What to produce: Copy every line of the data exactly, leaving nothing out.

Task input:
'''
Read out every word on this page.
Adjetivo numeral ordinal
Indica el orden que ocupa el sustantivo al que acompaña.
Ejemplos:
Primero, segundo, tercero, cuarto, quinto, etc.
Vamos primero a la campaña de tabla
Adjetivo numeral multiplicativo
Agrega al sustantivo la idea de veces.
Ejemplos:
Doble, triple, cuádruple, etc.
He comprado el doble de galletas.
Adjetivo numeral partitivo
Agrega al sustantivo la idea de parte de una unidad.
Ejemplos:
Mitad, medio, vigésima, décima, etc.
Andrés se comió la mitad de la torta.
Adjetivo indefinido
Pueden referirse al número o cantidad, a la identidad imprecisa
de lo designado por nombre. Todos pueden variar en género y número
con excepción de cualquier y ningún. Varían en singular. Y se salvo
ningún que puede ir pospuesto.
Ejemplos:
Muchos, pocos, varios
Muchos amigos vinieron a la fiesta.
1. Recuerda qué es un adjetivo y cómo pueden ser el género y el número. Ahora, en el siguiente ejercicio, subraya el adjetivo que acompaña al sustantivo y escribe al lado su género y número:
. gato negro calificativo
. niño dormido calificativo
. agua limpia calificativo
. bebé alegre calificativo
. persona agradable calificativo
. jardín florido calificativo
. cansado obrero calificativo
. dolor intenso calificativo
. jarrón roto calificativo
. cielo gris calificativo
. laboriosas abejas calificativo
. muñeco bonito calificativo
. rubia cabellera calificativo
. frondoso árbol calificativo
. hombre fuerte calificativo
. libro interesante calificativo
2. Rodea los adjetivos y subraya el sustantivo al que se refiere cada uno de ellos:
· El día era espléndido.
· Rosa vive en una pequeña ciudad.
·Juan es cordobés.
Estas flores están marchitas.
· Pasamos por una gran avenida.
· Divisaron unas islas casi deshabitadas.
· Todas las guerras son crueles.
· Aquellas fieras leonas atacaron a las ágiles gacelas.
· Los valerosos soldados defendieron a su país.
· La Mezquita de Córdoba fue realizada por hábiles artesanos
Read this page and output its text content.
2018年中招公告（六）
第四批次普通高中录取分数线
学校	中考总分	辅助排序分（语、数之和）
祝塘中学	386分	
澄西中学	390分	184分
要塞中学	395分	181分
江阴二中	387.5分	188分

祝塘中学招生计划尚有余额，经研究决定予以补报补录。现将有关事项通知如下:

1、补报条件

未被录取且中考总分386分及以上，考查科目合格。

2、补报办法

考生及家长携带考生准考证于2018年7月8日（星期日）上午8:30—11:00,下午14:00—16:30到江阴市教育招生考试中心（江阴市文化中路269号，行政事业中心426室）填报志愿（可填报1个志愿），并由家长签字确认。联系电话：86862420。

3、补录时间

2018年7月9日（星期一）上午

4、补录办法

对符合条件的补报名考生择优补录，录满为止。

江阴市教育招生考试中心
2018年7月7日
'''
The reply:
Read out every word on this page.
Adjetivo numeral ordinal
Indica el orden que ocupa el sustantivo al que acompaña.
Ejemplos:
Primero, segundo, tercero, cuarto, quinto, etc.
Vamos primero a la campaña de tabla
Adjetivo numeral multiplicativo
Agrega al sustantivo la idea de veces.
Ejemplos:
Doble, triple, cuádruple, etc.
He comprado el doble de galletas.
Adjetivo numeral partitivo
Agrega al sustantivo la idea de parte de una unidad.
Ejemplos:
Mitad, medio, vigésima, décima, etc.
Andrés se comió la mitad de la torta.
Adjetivo indefinido
Pueden referirse al número o cantidad, a la identidad imprecisa
de lo designado por nombre. Todos pueden variar en género y número
con excepción de cualquier y ningún. Varían en singular. Y se salvo
ningún que puede ir pospuesto.
Ejemplos:
Muchos, pocos, varios
Muchos amigos vinieron a la fiesta.
1. Recuerda qué es un adjetivo y cómo pueden ser el género y el número. Ahora, en el siguiente ejercicio, subraya el adjetivo que acompaña al sustantivo y escribe al lado su género y número:
. gato negro calificativo
. niño dormido calificativo
. agua limpia calificativo
. bebé alegre calificativo
. persona agradable calificativo
. jardín florido calificativo
. cansado obrero calificativo
. dolor intenso calificativo
. jarrón roto calificativo
. cielo gris calificativo
. laboriosas abejas calificativo
. muñeco bonito calificativo
. rubia cabellera calificativo
. frondoso árbol calificativo
. hombre fuerte calificativo
. libro interesante calificativo
2. Rodea los adjetivos y subraya el sustantivo al que se refiere cada uno de ellos:
· El día era espléndido.
· Rosa vive en una pequeña ciudad.
·Juan es cordobés.
Estas flores están marchitas.
· Pasamos por una gran avenida.
· Divisaron unas islas casi deshabitadas.
· Todas las guerras son crueles.
· Aquellas fieras leonas atacaron a las ágiles gacelas.
· Los valerosos soldados defendieron a su país.
· La Mezquita de Córdoba fue realizada por hábiles artesanos
Read this page and output its text content.
2018年中招公告（六）
第四批次普通高中录取分数线
学校	中考总分	辅助排序分（语、数之和）
祝塘中学	386分	
澄西中学	390分	184分
要塞中学	395分	181分
江阴二中	387.5分	188分

祝塘中学招生计划尚有余额，经研究决定予以补报补录。现将有关事项通知如下:

1、补报条件

未被录取且中考总分386分及以上，考查科目合格。

2、补报办法

考生及家长携带考生准考证于2018年7月8日（星期日）上午8:30—11:00,下午14:00—16:30到江阴市教育招生考试中心（江阴市文化中路269号，行政事业中心426室）填报志愿（可填报1个志愿），并由家长签字确认。联系电话：86862420。

3、补录时间

2018年7月9日（星期一）上午

4、补录办法

对符合条件的补报名考生择优补录，录满为止。

江阴市教育招生考试中心
2018年7月7日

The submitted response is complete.